> **Input data**

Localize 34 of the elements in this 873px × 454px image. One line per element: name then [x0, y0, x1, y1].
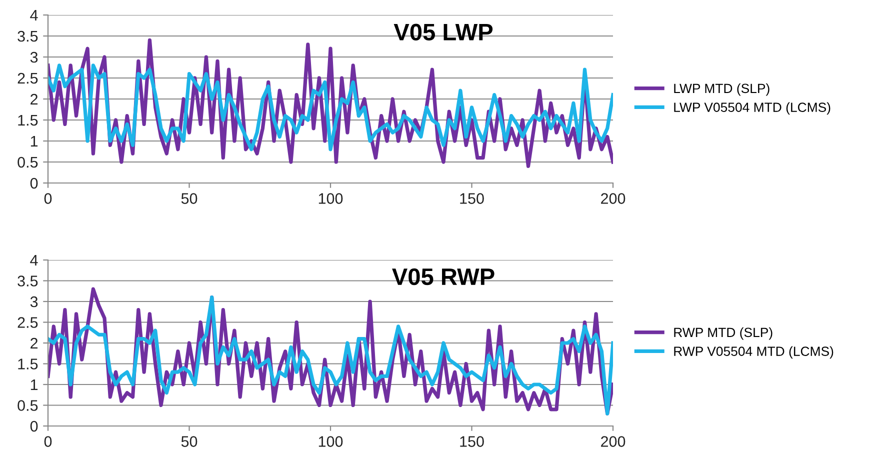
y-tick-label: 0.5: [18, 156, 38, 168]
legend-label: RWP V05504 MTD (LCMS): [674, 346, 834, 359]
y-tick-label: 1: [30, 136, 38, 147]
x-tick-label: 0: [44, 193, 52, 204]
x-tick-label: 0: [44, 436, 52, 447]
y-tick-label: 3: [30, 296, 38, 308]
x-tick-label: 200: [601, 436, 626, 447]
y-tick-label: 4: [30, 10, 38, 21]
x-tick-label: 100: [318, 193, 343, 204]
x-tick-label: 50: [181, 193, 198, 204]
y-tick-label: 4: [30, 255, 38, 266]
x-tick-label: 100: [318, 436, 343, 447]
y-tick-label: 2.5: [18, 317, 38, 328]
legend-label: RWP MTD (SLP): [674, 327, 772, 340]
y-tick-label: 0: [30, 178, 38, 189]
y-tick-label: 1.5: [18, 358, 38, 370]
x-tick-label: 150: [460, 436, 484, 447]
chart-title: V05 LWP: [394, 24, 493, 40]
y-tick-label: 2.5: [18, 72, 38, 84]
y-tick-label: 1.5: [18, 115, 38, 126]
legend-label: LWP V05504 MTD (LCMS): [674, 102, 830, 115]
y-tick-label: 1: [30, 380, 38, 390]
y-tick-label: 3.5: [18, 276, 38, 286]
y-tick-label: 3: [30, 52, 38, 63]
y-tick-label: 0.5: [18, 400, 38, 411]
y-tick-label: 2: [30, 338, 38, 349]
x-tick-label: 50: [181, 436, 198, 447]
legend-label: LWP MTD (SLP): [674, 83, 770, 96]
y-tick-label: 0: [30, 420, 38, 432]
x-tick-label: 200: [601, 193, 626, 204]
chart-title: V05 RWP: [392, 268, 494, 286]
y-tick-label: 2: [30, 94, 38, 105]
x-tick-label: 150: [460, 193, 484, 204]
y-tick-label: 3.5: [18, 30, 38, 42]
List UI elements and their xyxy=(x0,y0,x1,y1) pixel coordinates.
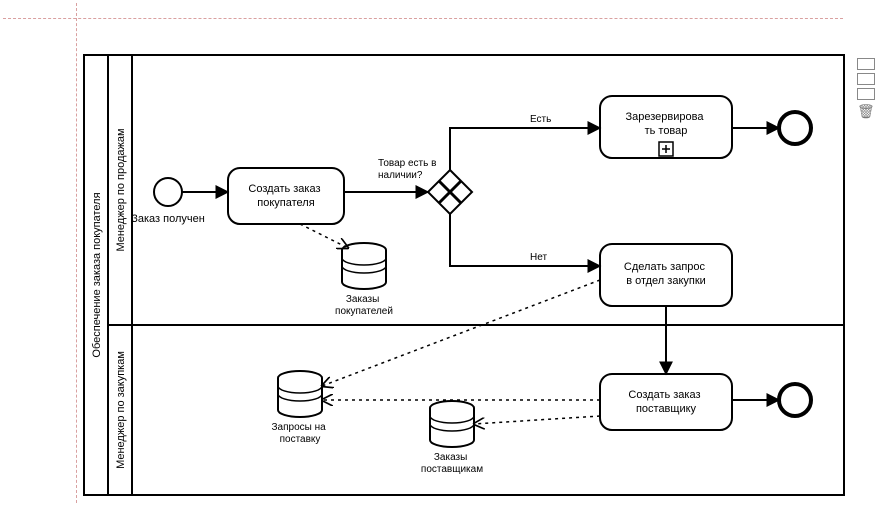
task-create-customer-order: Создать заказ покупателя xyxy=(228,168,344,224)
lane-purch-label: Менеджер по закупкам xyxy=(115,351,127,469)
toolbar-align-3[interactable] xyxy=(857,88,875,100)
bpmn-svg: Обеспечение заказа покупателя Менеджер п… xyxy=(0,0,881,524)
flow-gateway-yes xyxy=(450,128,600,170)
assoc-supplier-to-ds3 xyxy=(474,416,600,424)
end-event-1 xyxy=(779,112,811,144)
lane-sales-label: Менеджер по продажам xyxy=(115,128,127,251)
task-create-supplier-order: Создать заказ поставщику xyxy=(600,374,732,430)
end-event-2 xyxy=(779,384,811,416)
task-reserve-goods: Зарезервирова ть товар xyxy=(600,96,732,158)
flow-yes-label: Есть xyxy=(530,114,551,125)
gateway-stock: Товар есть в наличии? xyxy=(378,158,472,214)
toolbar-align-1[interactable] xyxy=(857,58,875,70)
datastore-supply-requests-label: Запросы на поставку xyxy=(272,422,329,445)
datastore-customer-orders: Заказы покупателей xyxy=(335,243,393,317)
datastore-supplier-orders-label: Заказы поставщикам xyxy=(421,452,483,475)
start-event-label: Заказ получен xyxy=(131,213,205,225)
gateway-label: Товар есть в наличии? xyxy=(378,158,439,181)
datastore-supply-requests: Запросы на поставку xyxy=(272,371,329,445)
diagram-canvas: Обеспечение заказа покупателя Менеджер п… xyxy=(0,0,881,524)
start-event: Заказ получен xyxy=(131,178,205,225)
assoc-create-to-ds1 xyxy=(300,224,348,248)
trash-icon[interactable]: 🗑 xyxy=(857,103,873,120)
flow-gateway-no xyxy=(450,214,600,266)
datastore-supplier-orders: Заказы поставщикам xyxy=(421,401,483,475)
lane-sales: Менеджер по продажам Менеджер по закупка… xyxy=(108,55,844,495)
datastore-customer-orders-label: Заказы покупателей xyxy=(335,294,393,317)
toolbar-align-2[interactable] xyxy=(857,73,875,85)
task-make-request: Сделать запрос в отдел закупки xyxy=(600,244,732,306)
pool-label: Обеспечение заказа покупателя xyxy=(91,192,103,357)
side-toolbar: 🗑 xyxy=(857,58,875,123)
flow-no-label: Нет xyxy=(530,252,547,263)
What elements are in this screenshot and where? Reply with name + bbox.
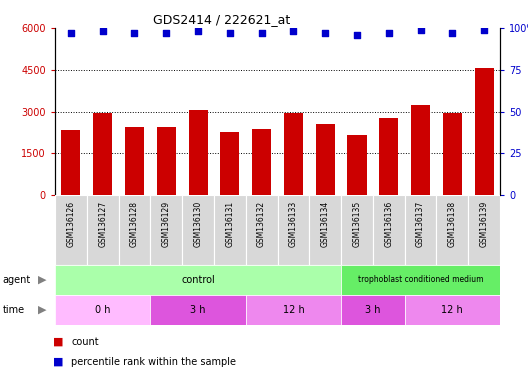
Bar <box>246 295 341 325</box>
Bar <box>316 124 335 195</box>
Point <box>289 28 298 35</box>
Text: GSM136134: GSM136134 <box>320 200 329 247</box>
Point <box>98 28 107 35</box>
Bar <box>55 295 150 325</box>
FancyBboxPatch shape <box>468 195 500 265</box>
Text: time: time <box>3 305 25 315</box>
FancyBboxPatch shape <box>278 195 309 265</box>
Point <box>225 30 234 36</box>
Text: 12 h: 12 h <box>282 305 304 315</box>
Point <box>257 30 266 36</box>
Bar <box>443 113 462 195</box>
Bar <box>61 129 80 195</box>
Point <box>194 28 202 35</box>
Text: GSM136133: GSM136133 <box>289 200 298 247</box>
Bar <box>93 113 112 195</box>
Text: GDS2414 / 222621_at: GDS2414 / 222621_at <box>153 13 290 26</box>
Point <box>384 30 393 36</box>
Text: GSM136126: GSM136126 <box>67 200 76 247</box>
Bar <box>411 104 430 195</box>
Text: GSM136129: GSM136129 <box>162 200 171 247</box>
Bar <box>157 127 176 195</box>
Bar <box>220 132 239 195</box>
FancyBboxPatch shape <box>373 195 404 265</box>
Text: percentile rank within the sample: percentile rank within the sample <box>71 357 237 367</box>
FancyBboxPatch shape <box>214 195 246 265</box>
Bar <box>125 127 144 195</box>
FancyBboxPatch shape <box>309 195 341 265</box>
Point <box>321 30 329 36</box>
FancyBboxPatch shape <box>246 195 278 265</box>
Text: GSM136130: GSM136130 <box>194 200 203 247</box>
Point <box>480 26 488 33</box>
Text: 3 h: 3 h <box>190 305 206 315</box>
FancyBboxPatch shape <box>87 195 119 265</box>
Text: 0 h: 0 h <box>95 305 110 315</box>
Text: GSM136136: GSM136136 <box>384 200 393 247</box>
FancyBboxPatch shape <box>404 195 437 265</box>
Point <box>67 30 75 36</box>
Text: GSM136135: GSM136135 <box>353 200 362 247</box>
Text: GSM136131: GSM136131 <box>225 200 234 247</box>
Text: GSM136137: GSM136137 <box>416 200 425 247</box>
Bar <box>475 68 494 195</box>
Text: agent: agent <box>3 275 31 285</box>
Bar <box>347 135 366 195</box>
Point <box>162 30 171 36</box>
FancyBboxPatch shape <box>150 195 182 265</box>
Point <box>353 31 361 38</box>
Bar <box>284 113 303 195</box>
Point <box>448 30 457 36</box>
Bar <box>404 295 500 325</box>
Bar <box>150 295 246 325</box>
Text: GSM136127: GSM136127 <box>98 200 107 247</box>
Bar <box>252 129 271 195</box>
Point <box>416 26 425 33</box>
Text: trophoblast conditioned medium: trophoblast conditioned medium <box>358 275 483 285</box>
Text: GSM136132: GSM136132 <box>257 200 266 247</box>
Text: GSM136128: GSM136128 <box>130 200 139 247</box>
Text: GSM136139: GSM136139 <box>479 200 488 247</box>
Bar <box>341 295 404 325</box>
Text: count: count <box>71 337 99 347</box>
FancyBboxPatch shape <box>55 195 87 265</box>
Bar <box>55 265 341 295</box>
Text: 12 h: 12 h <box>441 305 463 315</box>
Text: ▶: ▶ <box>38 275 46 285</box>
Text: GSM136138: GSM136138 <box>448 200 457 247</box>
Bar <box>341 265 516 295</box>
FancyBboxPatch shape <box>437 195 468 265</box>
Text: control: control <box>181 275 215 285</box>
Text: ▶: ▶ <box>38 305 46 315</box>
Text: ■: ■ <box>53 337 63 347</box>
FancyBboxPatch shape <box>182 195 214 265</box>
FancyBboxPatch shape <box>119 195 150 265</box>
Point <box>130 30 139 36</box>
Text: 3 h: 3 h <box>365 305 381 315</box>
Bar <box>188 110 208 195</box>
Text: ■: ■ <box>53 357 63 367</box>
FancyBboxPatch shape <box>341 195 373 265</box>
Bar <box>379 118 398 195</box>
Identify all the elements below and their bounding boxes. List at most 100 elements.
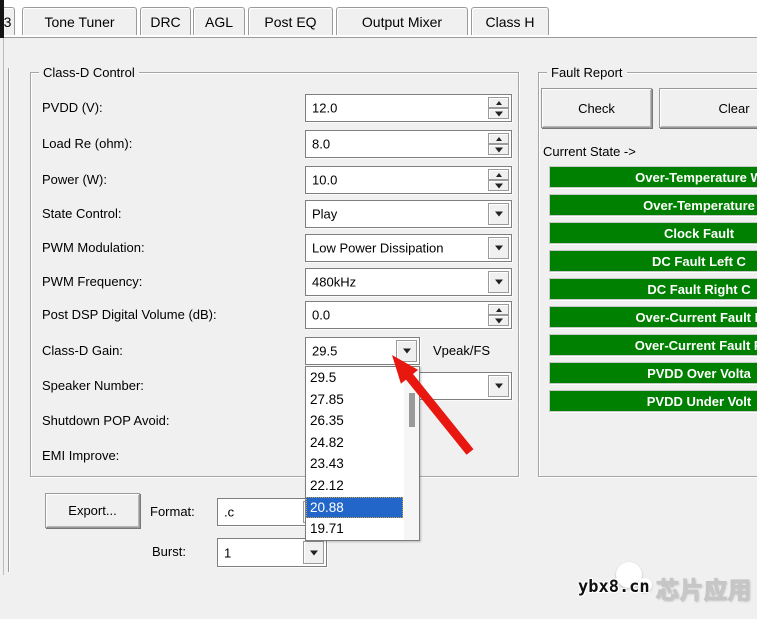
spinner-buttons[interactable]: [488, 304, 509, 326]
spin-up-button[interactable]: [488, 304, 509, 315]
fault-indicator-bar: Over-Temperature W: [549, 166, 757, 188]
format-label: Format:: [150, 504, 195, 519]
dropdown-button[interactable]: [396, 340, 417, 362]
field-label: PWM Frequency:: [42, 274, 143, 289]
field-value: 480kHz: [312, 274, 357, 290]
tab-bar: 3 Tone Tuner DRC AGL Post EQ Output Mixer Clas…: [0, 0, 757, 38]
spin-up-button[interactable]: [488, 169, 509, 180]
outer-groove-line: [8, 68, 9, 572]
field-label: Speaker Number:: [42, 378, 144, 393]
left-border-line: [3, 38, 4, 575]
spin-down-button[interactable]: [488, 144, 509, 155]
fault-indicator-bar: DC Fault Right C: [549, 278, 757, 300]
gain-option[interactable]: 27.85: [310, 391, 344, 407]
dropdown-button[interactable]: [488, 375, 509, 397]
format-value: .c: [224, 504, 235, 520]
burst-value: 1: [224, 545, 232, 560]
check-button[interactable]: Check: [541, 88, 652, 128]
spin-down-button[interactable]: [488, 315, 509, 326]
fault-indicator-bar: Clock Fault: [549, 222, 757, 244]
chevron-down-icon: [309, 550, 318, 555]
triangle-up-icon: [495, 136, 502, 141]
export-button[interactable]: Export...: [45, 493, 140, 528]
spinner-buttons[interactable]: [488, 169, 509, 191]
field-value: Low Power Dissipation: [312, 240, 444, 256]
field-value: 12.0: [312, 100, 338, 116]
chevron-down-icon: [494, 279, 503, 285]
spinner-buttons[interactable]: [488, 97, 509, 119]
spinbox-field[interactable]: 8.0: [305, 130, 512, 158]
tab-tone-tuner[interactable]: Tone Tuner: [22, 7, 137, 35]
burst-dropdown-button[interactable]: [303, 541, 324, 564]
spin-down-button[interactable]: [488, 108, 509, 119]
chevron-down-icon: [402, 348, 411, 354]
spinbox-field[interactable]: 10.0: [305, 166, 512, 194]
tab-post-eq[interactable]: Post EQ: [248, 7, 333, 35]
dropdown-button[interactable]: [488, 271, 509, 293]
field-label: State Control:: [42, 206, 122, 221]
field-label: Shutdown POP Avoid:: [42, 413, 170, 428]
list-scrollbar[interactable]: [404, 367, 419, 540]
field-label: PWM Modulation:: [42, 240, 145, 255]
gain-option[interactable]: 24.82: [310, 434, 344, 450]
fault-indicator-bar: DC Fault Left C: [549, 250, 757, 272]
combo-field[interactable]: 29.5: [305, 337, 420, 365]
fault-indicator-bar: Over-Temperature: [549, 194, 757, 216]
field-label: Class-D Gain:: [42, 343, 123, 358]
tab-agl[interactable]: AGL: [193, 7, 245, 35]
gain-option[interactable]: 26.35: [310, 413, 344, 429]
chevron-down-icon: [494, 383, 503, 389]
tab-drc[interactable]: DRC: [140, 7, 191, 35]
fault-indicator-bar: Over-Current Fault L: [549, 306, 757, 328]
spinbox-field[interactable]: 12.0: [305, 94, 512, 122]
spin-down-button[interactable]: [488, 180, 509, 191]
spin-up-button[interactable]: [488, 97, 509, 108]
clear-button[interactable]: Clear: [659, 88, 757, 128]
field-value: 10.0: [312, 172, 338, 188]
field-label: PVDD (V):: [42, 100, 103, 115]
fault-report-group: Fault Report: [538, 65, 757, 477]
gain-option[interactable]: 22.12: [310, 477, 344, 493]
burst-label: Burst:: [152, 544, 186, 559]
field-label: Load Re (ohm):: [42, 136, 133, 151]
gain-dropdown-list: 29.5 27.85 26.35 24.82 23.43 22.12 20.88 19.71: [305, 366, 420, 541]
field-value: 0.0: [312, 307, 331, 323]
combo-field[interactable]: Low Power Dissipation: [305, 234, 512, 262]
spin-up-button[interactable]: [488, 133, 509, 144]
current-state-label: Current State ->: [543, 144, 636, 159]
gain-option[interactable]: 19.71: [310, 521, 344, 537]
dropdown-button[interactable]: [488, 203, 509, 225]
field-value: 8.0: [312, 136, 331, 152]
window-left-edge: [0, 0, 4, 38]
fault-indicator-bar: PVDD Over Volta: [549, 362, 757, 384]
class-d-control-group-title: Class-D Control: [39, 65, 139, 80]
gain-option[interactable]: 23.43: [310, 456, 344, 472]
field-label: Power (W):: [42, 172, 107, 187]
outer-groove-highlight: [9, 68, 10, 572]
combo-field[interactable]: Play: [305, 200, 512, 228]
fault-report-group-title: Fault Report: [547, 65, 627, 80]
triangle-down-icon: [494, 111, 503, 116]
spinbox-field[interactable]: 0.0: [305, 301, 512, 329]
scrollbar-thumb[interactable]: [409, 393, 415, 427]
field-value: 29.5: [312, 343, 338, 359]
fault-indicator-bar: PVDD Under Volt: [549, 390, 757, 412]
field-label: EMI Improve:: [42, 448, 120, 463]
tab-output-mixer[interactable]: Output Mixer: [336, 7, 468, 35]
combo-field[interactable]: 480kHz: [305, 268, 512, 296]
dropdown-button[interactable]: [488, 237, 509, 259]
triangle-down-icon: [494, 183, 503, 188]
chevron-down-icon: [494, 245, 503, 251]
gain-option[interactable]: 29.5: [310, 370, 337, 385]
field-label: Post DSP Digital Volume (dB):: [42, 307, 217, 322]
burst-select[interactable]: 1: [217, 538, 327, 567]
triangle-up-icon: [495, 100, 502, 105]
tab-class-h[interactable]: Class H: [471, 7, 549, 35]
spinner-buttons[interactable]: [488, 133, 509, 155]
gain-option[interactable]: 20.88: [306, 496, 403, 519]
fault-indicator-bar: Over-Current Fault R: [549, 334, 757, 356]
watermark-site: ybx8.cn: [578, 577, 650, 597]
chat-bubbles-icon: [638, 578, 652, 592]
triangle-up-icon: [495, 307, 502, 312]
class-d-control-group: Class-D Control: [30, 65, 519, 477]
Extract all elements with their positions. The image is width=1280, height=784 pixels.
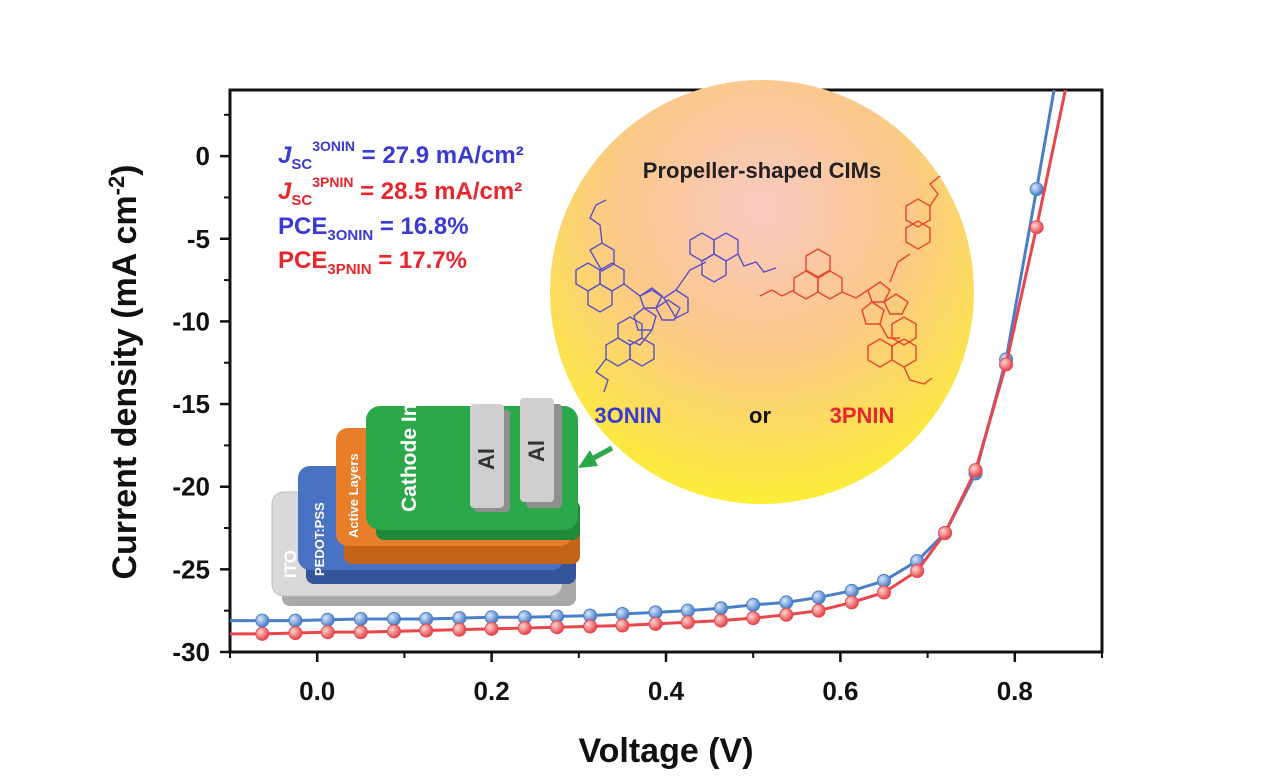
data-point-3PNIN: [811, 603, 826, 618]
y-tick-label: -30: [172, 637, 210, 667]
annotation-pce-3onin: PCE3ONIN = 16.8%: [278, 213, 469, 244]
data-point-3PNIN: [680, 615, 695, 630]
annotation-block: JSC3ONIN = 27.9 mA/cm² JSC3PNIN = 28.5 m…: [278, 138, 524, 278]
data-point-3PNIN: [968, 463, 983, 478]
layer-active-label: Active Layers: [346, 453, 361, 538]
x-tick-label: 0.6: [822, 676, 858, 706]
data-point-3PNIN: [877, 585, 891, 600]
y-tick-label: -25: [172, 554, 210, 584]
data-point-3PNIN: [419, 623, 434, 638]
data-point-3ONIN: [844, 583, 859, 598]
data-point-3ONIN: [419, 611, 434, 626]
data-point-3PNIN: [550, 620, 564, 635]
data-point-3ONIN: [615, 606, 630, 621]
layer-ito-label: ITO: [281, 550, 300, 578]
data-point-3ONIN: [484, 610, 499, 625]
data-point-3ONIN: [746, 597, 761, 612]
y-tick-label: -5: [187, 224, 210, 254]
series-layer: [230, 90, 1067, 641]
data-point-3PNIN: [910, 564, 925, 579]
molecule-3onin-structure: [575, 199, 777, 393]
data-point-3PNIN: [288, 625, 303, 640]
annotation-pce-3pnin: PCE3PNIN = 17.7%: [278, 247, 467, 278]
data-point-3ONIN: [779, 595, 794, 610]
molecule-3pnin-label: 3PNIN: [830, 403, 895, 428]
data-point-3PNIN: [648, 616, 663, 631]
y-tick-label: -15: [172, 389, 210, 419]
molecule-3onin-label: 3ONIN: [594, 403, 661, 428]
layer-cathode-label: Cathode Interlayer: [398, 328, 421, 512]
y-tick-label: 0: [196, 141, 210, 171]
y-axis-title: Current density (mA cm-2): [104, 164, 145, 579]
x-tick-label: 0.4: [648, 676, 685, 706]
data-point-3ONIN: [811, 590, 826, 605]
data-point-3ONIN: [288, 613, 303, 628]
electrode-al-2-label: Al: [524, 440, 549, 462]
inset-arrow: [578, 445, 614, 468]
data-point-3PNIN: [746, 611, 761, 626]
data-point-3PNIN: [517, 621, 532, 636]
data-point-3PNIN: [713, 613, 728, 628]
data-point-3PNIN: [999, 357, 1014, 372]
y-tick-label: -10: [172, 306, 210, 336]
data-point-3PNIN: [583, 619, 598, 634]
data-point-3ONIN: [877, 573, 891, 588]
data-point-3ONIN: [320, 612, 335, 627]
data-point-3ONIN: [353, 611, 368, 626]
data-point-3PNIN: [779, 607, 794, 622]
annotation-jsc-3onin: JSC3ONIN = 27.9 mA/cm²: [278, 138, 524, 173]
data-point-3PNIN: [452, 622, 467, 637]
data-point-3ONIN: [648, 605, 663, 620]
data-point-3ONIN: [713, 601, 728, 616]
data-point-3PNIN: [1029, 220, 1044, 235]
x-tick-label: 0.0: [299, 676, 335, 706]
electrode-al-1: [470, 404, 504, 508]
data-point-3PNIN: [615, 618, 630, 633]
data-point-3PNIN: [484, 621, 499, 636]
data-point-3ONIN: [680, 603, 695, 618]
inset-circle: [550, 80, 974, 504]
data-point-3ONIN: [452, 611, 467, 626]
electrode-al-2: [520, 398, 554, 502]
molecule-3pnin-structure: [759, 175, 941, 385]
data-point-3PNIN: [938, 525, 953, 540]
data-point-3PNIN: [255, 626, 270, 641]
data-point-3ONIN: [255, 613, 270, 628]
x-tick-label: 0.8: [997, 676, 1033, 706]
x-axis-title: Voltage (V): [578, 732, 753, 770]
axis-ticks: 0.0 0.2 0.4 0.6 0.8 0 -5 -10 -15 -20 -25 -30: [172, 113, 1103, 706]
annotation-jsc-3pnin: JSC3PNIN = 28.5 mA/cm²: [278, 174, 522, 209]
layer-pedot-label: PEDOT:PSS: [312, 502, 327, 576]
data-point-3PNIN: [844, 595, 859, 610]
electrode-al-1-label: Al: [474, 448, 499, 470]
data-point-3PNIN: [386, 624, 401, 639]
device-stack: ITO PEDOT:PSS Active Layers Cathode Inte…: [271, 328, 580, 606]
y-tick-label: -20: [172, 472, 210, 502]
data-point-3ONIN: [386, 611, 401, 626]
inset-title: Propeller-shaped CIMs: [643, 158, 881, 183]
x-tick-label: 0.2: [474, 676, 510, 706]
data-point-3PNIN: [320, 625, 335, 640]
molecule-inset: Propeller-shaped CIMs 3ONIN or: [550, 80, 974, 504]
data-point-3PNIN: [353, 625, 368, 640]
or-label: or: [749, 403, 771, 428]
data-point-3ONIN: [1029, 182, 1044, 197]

> **Written request**
Reproduce the lines from the records, from the line with "task-create-customer-order: Создать заказ" up to and including the line with "task-reserve-goods: Зарезервирова ть", without changing them.

> **Exercise answer**
task-create-customer-order: Создать заказ покупателя xyxy=(228,168,344,224)
lane-purch-label: Менеджер по закупкам xyxy=(115,351,127,469)
toolbar-align-3[interactable] xyxy=(857,88,875,100)
bpmn-svg: Обеспечение заказа покупателя Менеджер п… xyxy=(0,0,881,524)
flow-gateway-yes xyxy=(450,128,600,170)
assoc-supplier-to-ds3 xyxy=(474,416,600,424)
end-event-1 xyxy=(779,112,811,144)
lane-sales-label: Менеджер по продажам xyxy=(115,128,127,251)
task-create-supplier-order: Создать заказ поставщику xyxy=(600,374,732,430)
end-event-2 xyxy=(779,384,811,416)
task-reserve-goods: Зарезервирова ть товар xyxy=(600,96,732,158)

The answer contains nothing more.